**Task instructions**
Pictures aside, quote the whole listing exactly.

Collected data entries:
## start
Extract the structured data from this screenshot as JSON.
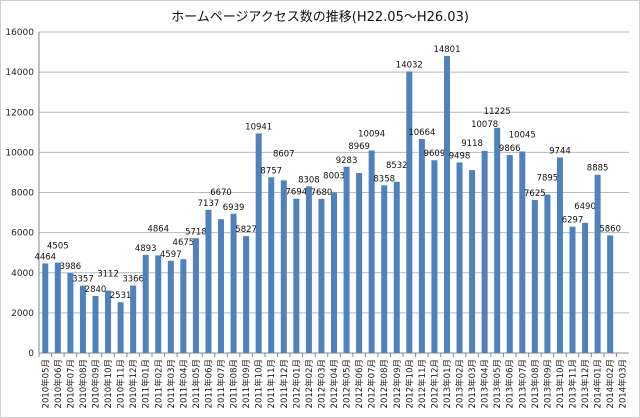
{
  "chart_data": {
    "type": "bar",
    "title": "ホームページアクセス数の推移(H22.05～H26.03)",
    "xlabel": "",
    "ylabel": "",
    "ylim": [
      0,
      16000
    ],
    "yticks": [
      0,
      2000,
      4000,
      6000,
      8000,
      10000,
      12000,
      14000,
      16000
    ],
    "grid": true,
    "legend": "none",
    "bar_color": "#4f81bd",
    "categories": [
      "2010年05月",
      "2010年06月",
      "2010年07月",
      "2010年08月",
      "2010年09月",
      "2010年10月",
      "2010年11月",
      "2010年12月",
      "2011年01月",
      "2011年02月",
      "2011年03月",
      "2011年04月",
      "2011年05月",
      "2011年06月",
      "2011年07月",
      "2011年08月",
      "2011年09月",
      "2011年10月",
      "2011年11月",
      "2011年12月",
      "2012年01月",
      "2012年02月",
      "2012年03月",
      "2012年04月",
      "2012年05月",
      "2012年06月",
      "2012年07月",
      "2012年08月",
      "2012年09月",
      "2012年10月",
      "2012年11月",
      "2012年12月",
      "2013年01月",
      "2013年02月",
      "2013年03月",
      "2013年04月",
      "2013年05月",
      "2013年06月",
      "2013年07月",
      "2013年08月",
      "2013年09月",
      "2013年10月",
      "2013年11月",
      "2013年12月",
      "2014年01月",
      "2014年02月",
      "2014年03月"
    ],
    "values": [
      4464,
      4505,
      3986,
      3357,
      2840,
      3112,
      2531,
      3366,
      4893,
      4864,
      4597,
      4675,
      5718,
      7137,
      6670,
      6939,
      5827,
      10941,
      8757,
      8607,
      7694,
      8308,
      7680,
      8003,
      9283,
      8969,
      10094,
      8358,
      8532,
      14032,
      10664,
      9609,
      14801,
      9498,
      9118,
      10078,
      11225,
      9866,
      10045,
      7625,
      7895,
      9744,
      6297,
      6490,
      8885,
      5860,
      null
    ]
  }
}
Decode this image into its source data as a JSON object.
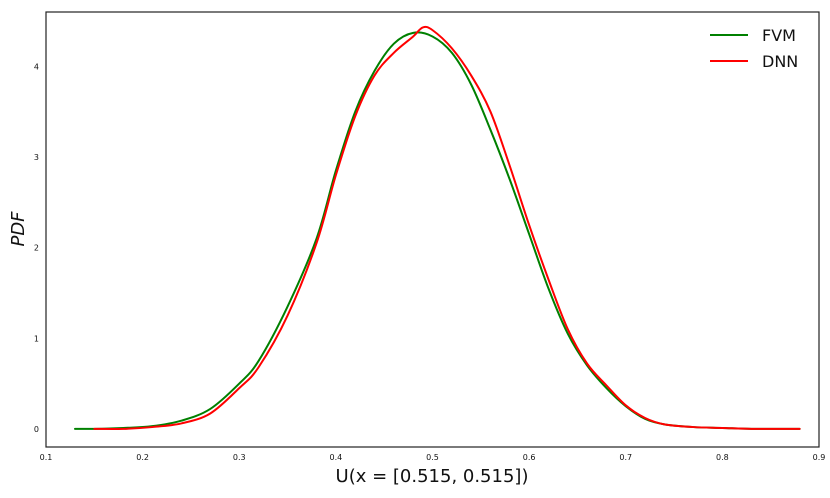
{
  "chart_data": {
    "type": "line",
    "title": "",
    "xlabel": "U(x = [0.515, 0.515])",
    "ylabel": "PDF",
    "xlim": [
      0.1,
      0.9
    ],
    "ylim": [
      -0.2,
      4.6
    ],
    "xticks": [
      0.1,
      0.2,
      0.3,
      0.4,
      0.5,
      0.6,
      0.7,
      0.8,
      0.9
    ],
    "xtick_labels": [
      "0.1",
      "0.2",
      "0.3",
      "0.4",
      "0.5",
      "0.6",
      "0.7",
      "0.8",
      "0.9"
    ],
    "yticks": [
      0,
      1,
      2,
      3,
      4
    ],
    "ytick_labels": [
      "0",
      "1",
      "2",
      "3",
      "4"
    ],
    "grid": false,
    "legend": "top-right",
    "series": [
      {
        "name": "FVM",
        "color": "#008000",
        "x": [
          0.13,
          0.15,
          0.18,
          0.21,
          0.24,
          0.27,
          0.3,
          0.32,
          0.35,
          0.38,
          0.4,
          0.42,
          0.44,
          0.46,
          0.48,
          0.5,
          0.52,
          0.54,
          0.56,
          0.58,
          0.6,
          0.62,
          0.64,
          0.66,
          0.68,
          0.7,
          0.72,
          0.74,
          0.77,
          0.8,
          0.83,
          0.86,
          0.88
        ],
        "y": [
          0.0,
          0.0,
          0.01,
          0.03,
          0.09,
          0.22,
          0.5,
          0.75,
          1.35,
          2.1,
          2.85,
          3.5,
          3.95,
          4.25,
          4.37,
          4.33,
          4.15,
          3.8,
          3.3,
          2.75,
          2.15,
          1.55,
          1.05,
          0.7,
          0.45,
          0.25,
          0.11,
          0.05,
          0.02,
          0.01,
          0.0,
          0.0,
          0.0
        ]
      },
      {
        "name": "DNN",
        "color": "#ff0000",
        "x": [
          0.15,
          0.18,
          0.21,
          0.24,
          0.27,
          0.3,
          0.32,
          0.35,
          0.38,
          0.4,
          0.42,
          0.44,
          0.46,
          0.48,
          0.49,
          0.5,
          0.52,
          0.54,
          0.56,
          0.58,
          0.6,
          0.62,
          0.64,
          0.66,
          0.68,
          0.7,
          0.72,
          0.74,
          0.77,
          0.8,
          0.83,
          0.86,
          0.88
        ],
        "y": [
          0.0,
          0.0,
          0.02,
          0.06,
          0.17,
          0.45,
          0.68,
          1.25,
          2.05,
          2.8,
          3.45,
          3.9,
          4.15,
          4.33,
          4.43,
          4.4,
          4.2,
          3.9,
          3.5,
          2.9,
          2.25,
          1.65,
          1.1,
          0.72,
          0.48,
          0.26,
          0.12,
          0.05,
          0.02,
          0.01,
          0.0,
          0.0,
          0.0
        ]
      }
    ]
  }
}
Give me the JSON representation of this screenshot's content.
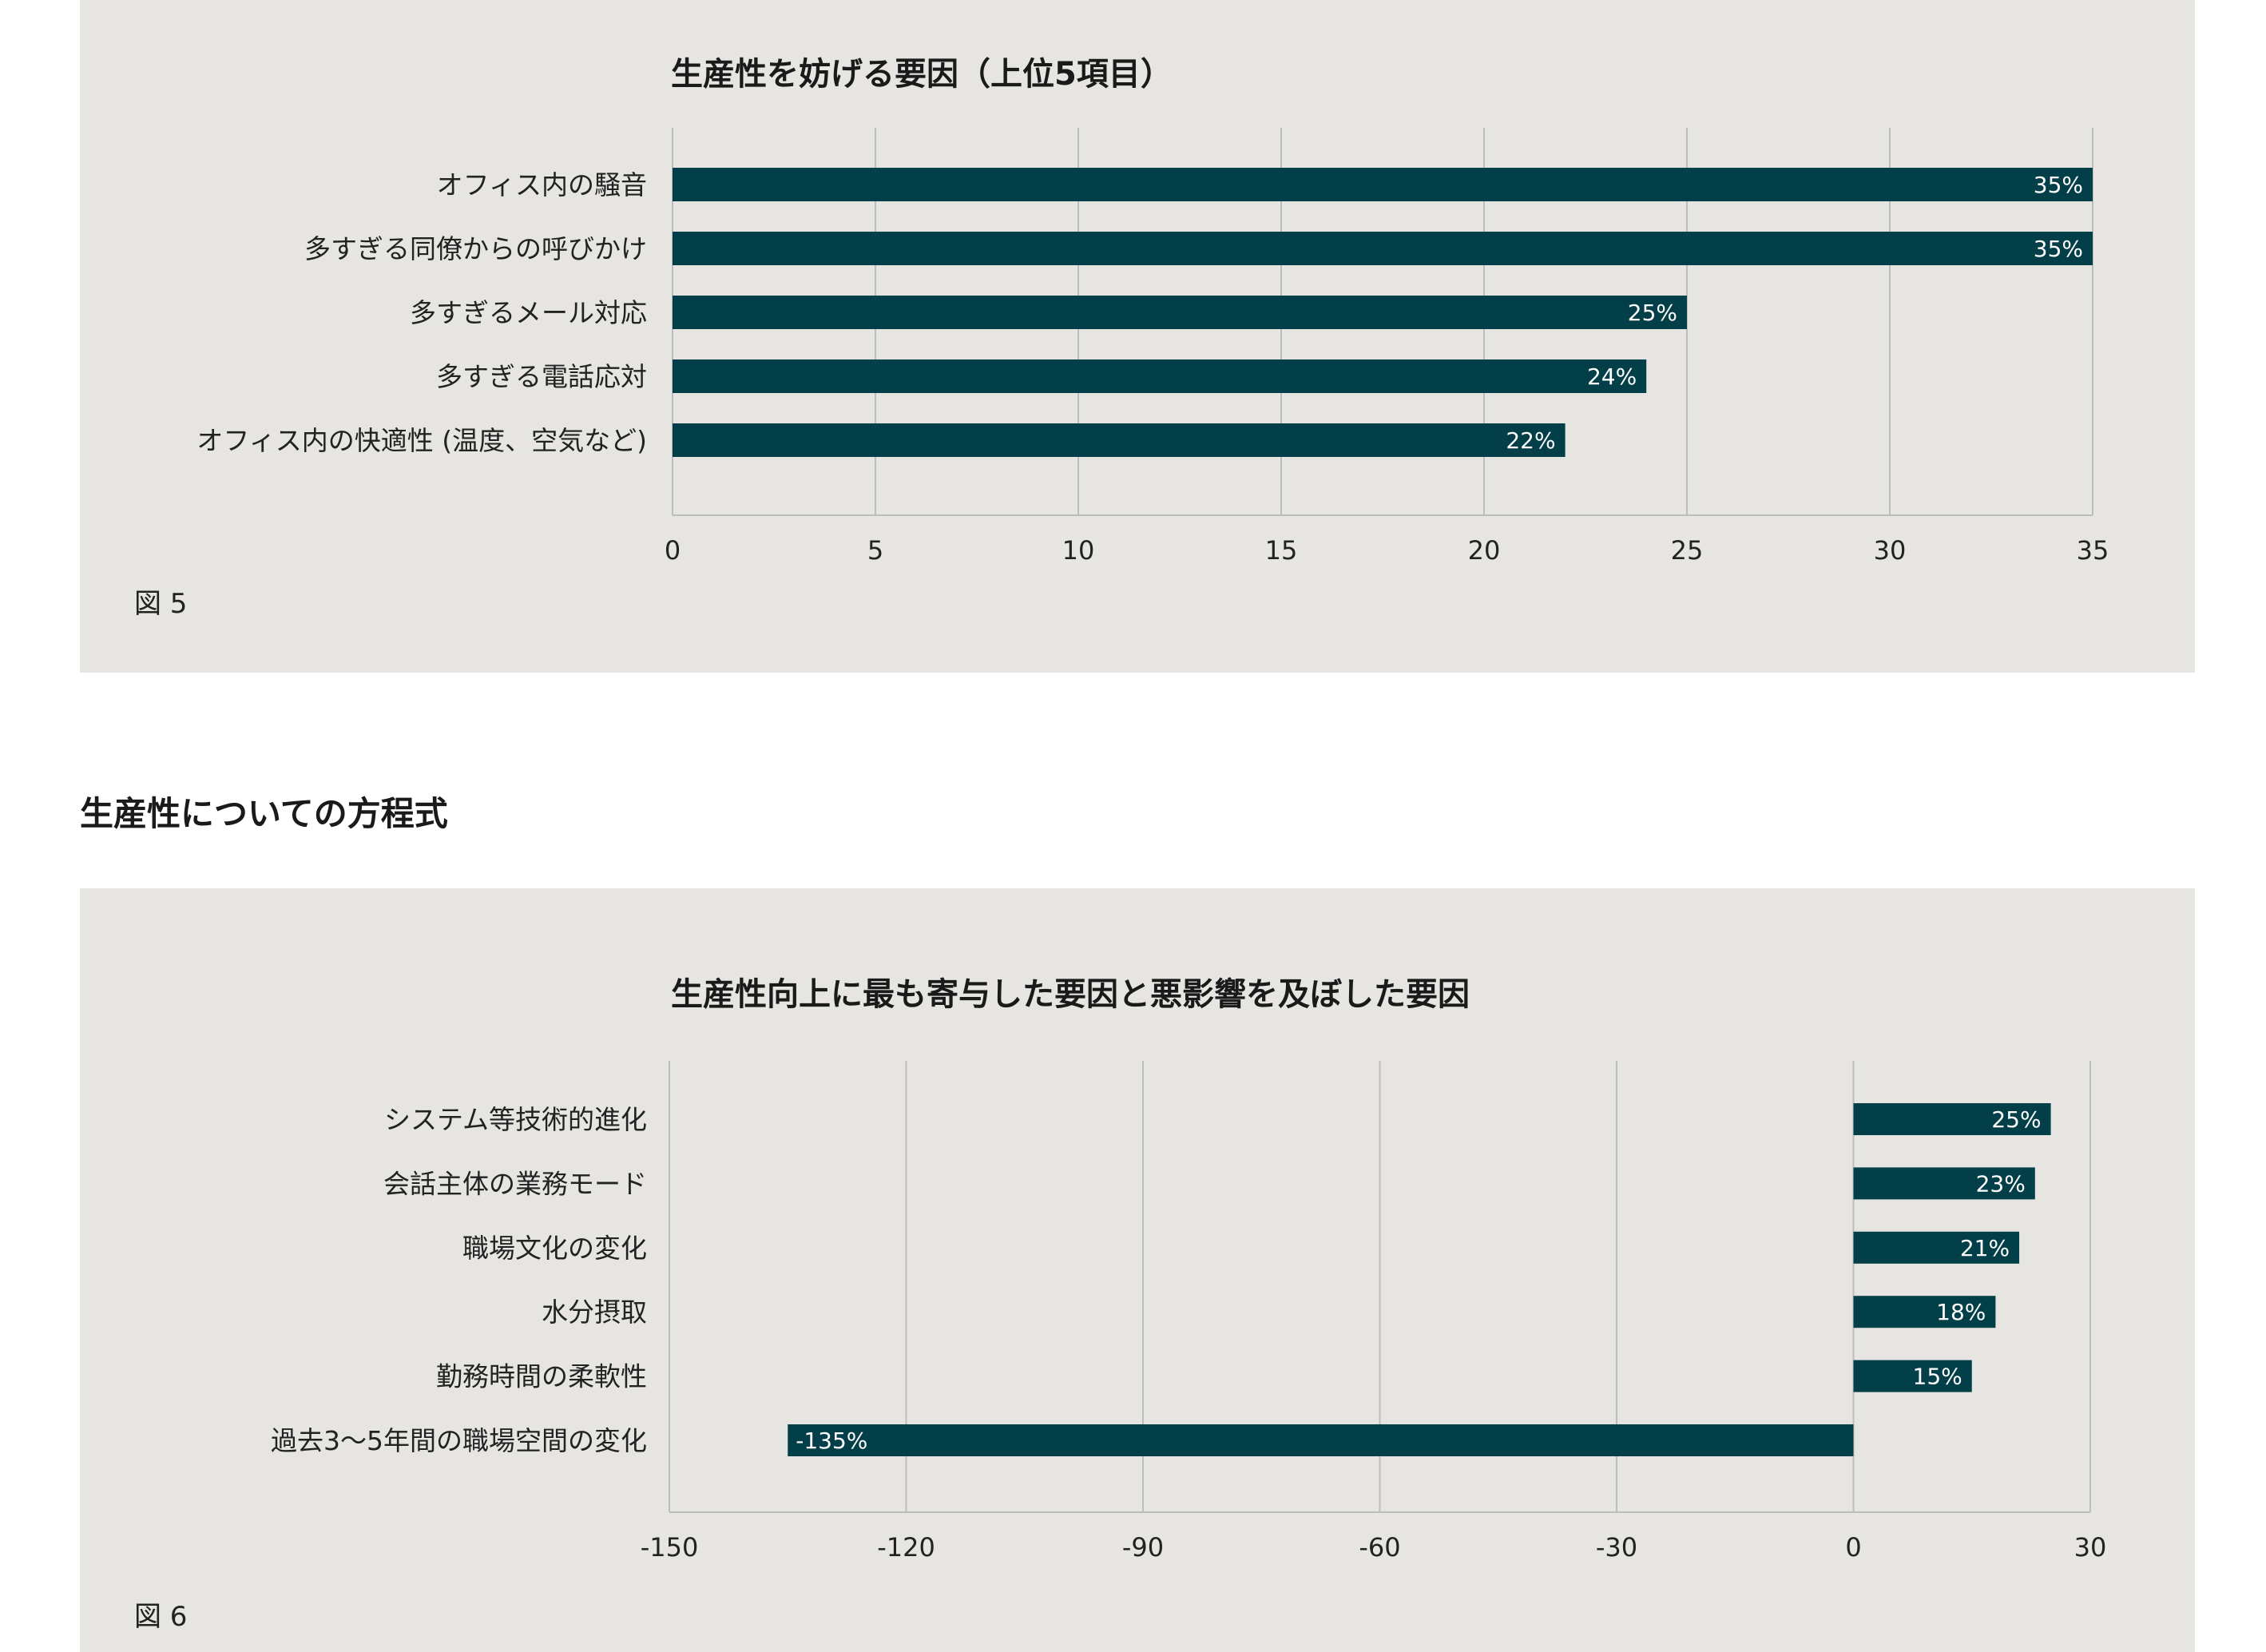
{
  "figures": [
    {
      "caption": "図 5",
      "chart_data": {
        "type": "bar",
        "orientation": "horizontal",
        "title": "生産性を妨げる要因（上位5項目）",
        "categories": [
          "オフィス内の騒音",
          "多すぎる同僚からの呼びかけ",
          "多すぎるメール対応",
          "多すぎる電話応対",
          "オフィス内の快適性 (温度、空気など)"
        ],
        "values": [
          35,
          35,
          25,
          24,
          22
        ],
        "value_labels": [
          "35%",
          "35%",
          "25%",
          "24%",
          "22%"
        ],
        "xlim": [
          0,
          35
        ],
        "xticks": [
          0,
          5,
          10,
          15,
          20,
          25,
          30,
          35
        ],
        "tick_labels": [
          "0",
          "5",
          "10",
          "15",
          "20",
          "25",
          "30",
          "35"
        ],
        "grid": "vertical",
        "bar_color": "#033f48"
      }
    },
    {
      "caption": "図 6",
      "chart_data": {
        "type": "bar",
        "orientation": "horizontal",
        "title": "生産性向上に最も寄与した要因と悪影響を及ぼした要因",
        "categories": [
          "システム等技術的進化",
          "会話主体の業務モード",
          "職場文化の変化",
          "水分摂取",
          "勤務時間の柔軟性",
          "過去3〜5年間の職場空間の変化"
        ],
        "values": [
          25,
          23,
          21,
          18,
          15,
          -135
        ],
        "value_labels": [
          "25%",
          "23%",
          "21%",
          "18%",
          "15%",
          "-135%"
        ],
        "xlim": [
          -150,
          30
        ],
        "xticks": [
          -150,
          -120,
          -90,
          -60,
          -30,
          0,
          30
        ],
        "tick_labels": [
          "-150",
          "-120",
          "-90",
          "-60",
          "-30",
          "0",
          "30"
        ],
        "grid": "vertical",
        "bar_color": "#033f48"
      }
    }
  ],
  "section_heading": "生産性についての方程式"
}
## end
**Exercise solution**
Extract the structured data from this screenshot as JSON.
{
  "chart_data": {
    "type": "bar",
    "title": "ホームページアクセス数の推移(H22.05～H26.03)",
    "xlabel": "",
    "ylabel": "",
    "ylim": [
      0,
      16000
    ],
    "yticks": [
      0,
      2000,
      4000,
      6000,
      8000,
      10000,
      12000,
      14000,
      16000
    ],
    "grid": true,
    "legend": "none",
    "bar_color": "#4f81bd",
    "categories": [
      "2010年05月",
      "2010年06月",
      "2010年07月",
      "2010年08月",
      "2010年09月",
      "2010年10月",
      "2010年11月",
      "2010年12月",
      "2011年01月",
      "2011年02月",
      "2011年03月",
      "2011年04月",
      "2011年05月",
      "2011年06月",
      "2011年07月",
      "2011年08月",
      "2011年09月",
      "2011年10月",
      "2011年11月",
      "2011年12月",
      "2012年01月",
      "2012年02月",
      "2012年03月",
      "2012年04月",
      "2012年05月",
      "2012年06月",
      "2012年07月",
      "2012年08月",
      "2012年09月",
      "2012年10月",
      "2012年11月",
      "2012年12月",
      "2013年01月",
      "2013年02月",
      "2013年03月",
      "2013年04月",
      "2013年05月",
      "2013年06月",
      "2013年07月",
      "2013年08月",
      "2013年09月",
      "2013年10月",
      "2013年11月",
      "2013年12月",
      "2014年01月",
      "2014年02月",
      "2014年03月"
    ],
    "values": [
      4464,
      4505,
      3986,
      3357,
      2840,
      3112,
      2531,
      3366,
      4893,
      4864,
      4597,
      4675,
      5718,
      7137,
      6670,
      6939,
      5827,
      10941,
      8757,
      8607,
      7694,
      8308,
      7680,
      8003,
      9283,
      8969,
      10094,
      8358,
      8532,
      14032,
      10664,
      9609,
      14801,
      9498,
      9118,
      10078,
      11225,
      9866,
      10045,
      7625,
      7895,
      9744,
      6297,
      6490,
      8885,
      5860,
      null
    ]
  }
}
Decode this image into its source data as a JSON object.
{
  "chart_data": {
    "type": "line",
    "title": "",
    "xlabel": "U(x = [0.515, 0.515])",
    "ylabel": "PDF",
    "xlim": [
      0.1,
      0.9
    ],
    "ylim": [
      -0.2,
      4.6
    ],
    "xticks": [
      0.1,
      0.2,
      0.3,
      0.4,
      0.5,
      0.6,
      0.7,
      0.8,
      0.9
    ],
    "xtick_labels": [
      "0.1",
      "0.2",
      "0.3",
      "0.4",
      "0.5",
      "0.6",
      "0.7",
      "0.8",
      "0.9"
    ],
    "yticks": [
      0,
      1,
      2,
      3,
      4
    ],
    "ytick_labels": [
      "0",
      "1",
      "2",
      "3",
      "4"
    ],
    "grid": false,
    "legend": "top-right",
    "series": [
      {
        "name": "FVM",
        "color": "#008000",
        "x": [
          0.13,
          0.15,
          0.18,
          0.21,
          0.24,
          0.27,
          0.3,
          0.32,
          0.35,
          0.38,
          0.4,
          0.42,
          0.44,
          0.46,
          0.48,
          0.5,
          0.52,
          0.54,
          0.56,
          0.58,
          0.6,
          0.62,
          0.64,
          0.66,
          0.68,
          0.7,
          0.72,
          0.74,
          0.77,
          0.8,
          0.83,
          0.86,
          0.88
        ],
        "y": [
          0.0,
          0.0,
          0.01,
          0.03,
          0.09,
          0.22,
          0.5,
          0.75,
          1.35,
          2.1,
          2.85,
          3.5,
          3.95,
          4.25,
          4.37,
          4.33,
          4.15,
          3.8,
          3.3,
          2.75,
          2.15,
          1.55,
          1.05,
          0.7,
          0.45,
          0.25,
          0.11,
          0.05,
          0.02,
          0.01,
          0.0,
          0.0,
          0.0
        ]
      },
      {
        "name": "DNN",
        "color": "#ff0000",
        "x": [
          0.15,
          0.18,
          0.21,
          0.24,
          0.27,
          0.3,
          0.32,
          0.35,
          0.38,
          0.4,
          0.42,
          0.44,
          0.46,
          0.48,
          0.49,
          0.5,
          0.52,
          0.54,
          0.56,
          0.58,
          0.6,
          0.62,
          0.64,
          0.66,
          0.68,
          0.7,
          0.72,
          0.74,
          0.77,
          0.8,
          0.83,
          0.86,
          0.88
        ],
        "y": [
          0.0,
          0.0,
          0.02,
          0.06,
          0.17,
          0.45,
          0.68,
          1.25,
          2.05,
          2.8,
          3.45,
          3.9,
          4.15,
          4.33,
          4.43,
          4.4,
          4.2,
          3.9,
          3.5,
          2.9,
          2.25,
          1.65,
          1.1,
          0.72,
          0.48,
          0.26,
          0.12,
          0.05,
          0.02,
          0.01,
          0.0,
          0.0,
          0.0
        ]
      }
    ]
  }
}
Give me the JSON representation of this screenshot's content.
{
  "figures": [
    {
      "caption": "図 5",
      "chart_data": {
        "type": "bar",
        "orientation": "horizontal",
        "title": "生産性を妨げる要因（上位5項目）",
        "categories": [
          "オフィス内の騒音",
          "多すぎる同僚からの呼びかけ",
          "多すぎるメール対応",
          "多すぎる電話応対",
          "オフィス内の快適性 (温度、空気など)"
        ],
        "values": [
          35,
          35,
          25,
          24,
          22
        ],
        "value_labels": [
          "35%",
          "35%",
          "25%",
          "24%",
          "22%"
        ],
        "xlim": [
          0,
          35
        ],
        "xticks": [
          0,
          5,
          10,
          15,
          20,
          25,
          30,
          35
        ],
        "tick_labels": [
          "0",
          "5",
          "10",
          "15",
          "20",
          "25",
          "30",
          "35"
        ],
        "grid": "vertical",
        "bar_color": "#033f48"
      }
    },
    {
      "caption": "図 6",
      "chart_data": {
        "type": "bar",
        "orientation": "horizontal",
        "title": "生産性向上に最も寄与した要因と悪影響を及ぼした要因",
        "categories": [
          "システム等技術的進化",
          "会話主体の業務モード",
          "職場文化の変化",
          "水分摂取",
          "勤務時間の柔軟性",
          "過去3〜5年間の職場空間の変化"
        ],
        "values": [
          25,
          23,
          21,
          18,
          15,
          -135
        ],
        "value_labels": [
          "25%",
          "23%",
          "21%",
          "18%",
          "15%",
          "-135%"
        ],
        "xlim": [
          -150,
          30
        ],
        "xticks": [
          -150,
          -120,
          -90,
          -60,
          -30,
          0,
          30
        ],
        "tick_labels": [
          "-150",
          "-120",
          "-90",
          "-60",
          "-30",
          "0",
          "30"
        ],
        "grid": "vertical",
        "bar_color": "#033f48"
      }
    }
  ],
  "section_heading": "生産性についての方程式"
}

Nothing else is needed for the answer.